Reproduce each line of the records below verbatim, omitting the pictures from your answer.
------ RECORDS SHOWN
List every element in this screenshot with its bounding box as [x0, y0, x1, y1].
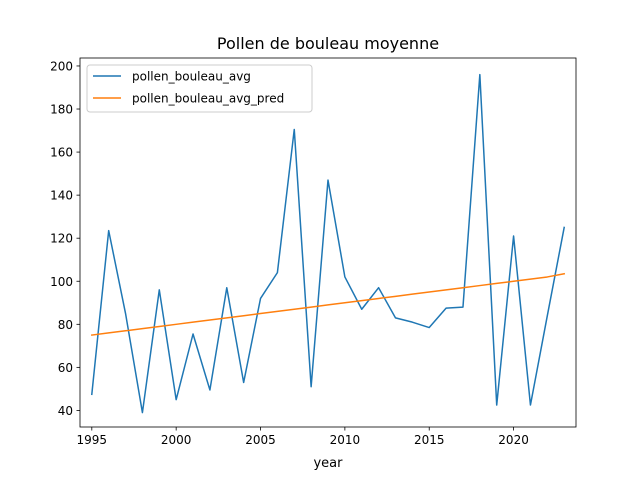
x-tick-label: 2015 — [414, 433, 445, 447]
y-tick-label: 100 — [50, 275, 73, 289]
x-tick-label: 2020 — [498, 433, 529, 447]
y-tick-label: 160 — [50, 146, 73, 160]
y-tick-label: 140 — [50, 189, 73, 203]
y-tick-label: 200 — [50, 59, 73, 73]
x-tick-label: 1995 — [77, 433, 108, 447]
series-line-1 — [90, 73, 566, 414]
series-line-2 — [90, 272, 566, 336]
legend: pollen_bouleau_avg pollen_bouleau_avg_pre… — [86, 64, 313, 113]
axes-frame — [79, 57, 577, 428]
legend-box — [86, 64, 313, 113]
y-tick-label: 60 — [58, 361, 73, 375]
legend-label-1: pollen_bouleau_avg — [132, 70, 251, 84]
y-tick-label: 180 — [50, 103, 73, 117]
y-tick-label: 40 — [58, 404, 73, 418]
y-tick-label: 80 — [58, 318, 73, 332]
x-axis-label: year — [313, 456, 343, 471]
x-tick-label: 2010 — [330, 433, 361, 447]
plot-area: 1995 2000 2005 2010 2015 2020 40 60 80 100 120 140 1… — [50, 57, 577, 447]
y-tick-label: 120 — [50, 232, 73, 246]
x-tick-label: 2000 — [161, 433, 192, 447]
legend-label-2: pollen_bouleau_avg_pred — [132, 92, 284, 106]
chart-title: Pollen de bouleau moyenne — [217, 34, 439, 53]
x-tick-label: 2005 — [245, 433, 276, 447]
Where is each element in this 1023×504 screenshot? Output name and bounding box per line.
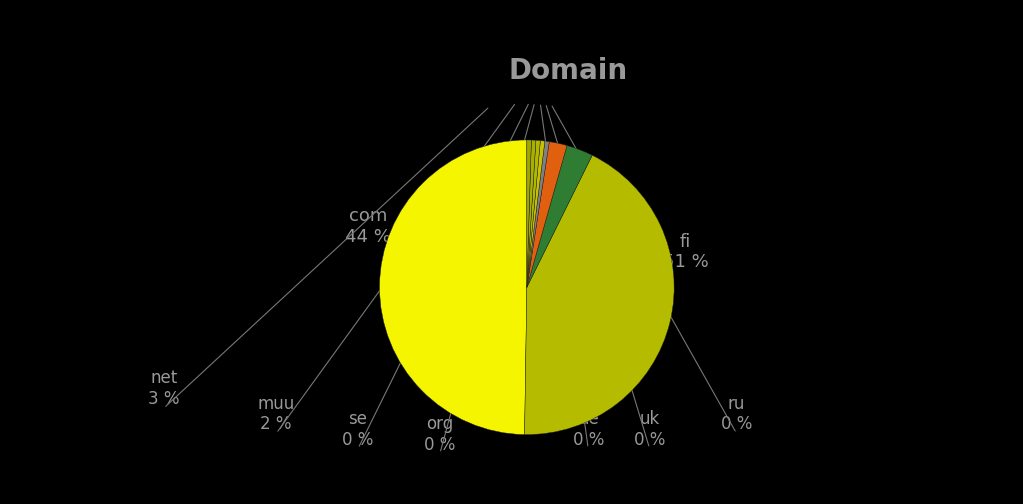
------------
**SOLUTION TO THE PROBLEM**
List every element in this screenshot with its bounding box as [x0, y0, x1, y1].
x-tick-label: 2015 — [414, 433, 445, 447]
y-tick-label: 100 — [50, 275, 73, 289]
x-tick-label: 2020 — [498, 433, 529, 447]
y-tick-label: 160 — [50, 146, 73, 160]
y-tick-label: 140 — [50, 189, 73, 203]
y-tick-label: 200 — [50, 59, 73, 73]
x-tick-label: 1995 — [77, 433, 108, 447]
series-line-1 — [90, 73, 566, 414]
series-line-2 — [90, 272, 566, 336]
legend: pollen_bouleau_avg pollen_bouleau_avg_pre… — [86, 64, 313, 113]
axes-frame — [79, 57, 577, 428]
legend-box — [86, 64, 313, 113]
y-tick-label: 60 — [58, 361, 73, 375]
legend-label-1: pollen_bouleau_avg — [132, 70, 251, 84]
y-tick-label: 180 — [50, 103, 73, 117]
y-tick-label: 40 — [58, 404, 73, 418]
y-tick-label: 80 — [58, 318, 73, 332]
x-axis-label: year — [313, 456, 343, 471]
x-tick-label: 2010 — [330, 433, 361, 447]
plot-area: 1995 2000 2005 2010 2015 2020 40 60 80 100 120 140 1… — [50, 57, 577, 447]
y-tick-label: 120 — [50, 232, 73, 246]
x-tick-label: 2000 — [161, 433, 192, 447]
legend-label-2: pollen_bouleau_avg_pred — [132, 92, 284, 106]
chart-title: Pollen de bouleau moyenne — [217, 34, 439, 53]
x-tick-label: 2005 — [245, 433, 276, 447]
Where is each element in this 1023×504 screenshot? Output name and bounding box per line.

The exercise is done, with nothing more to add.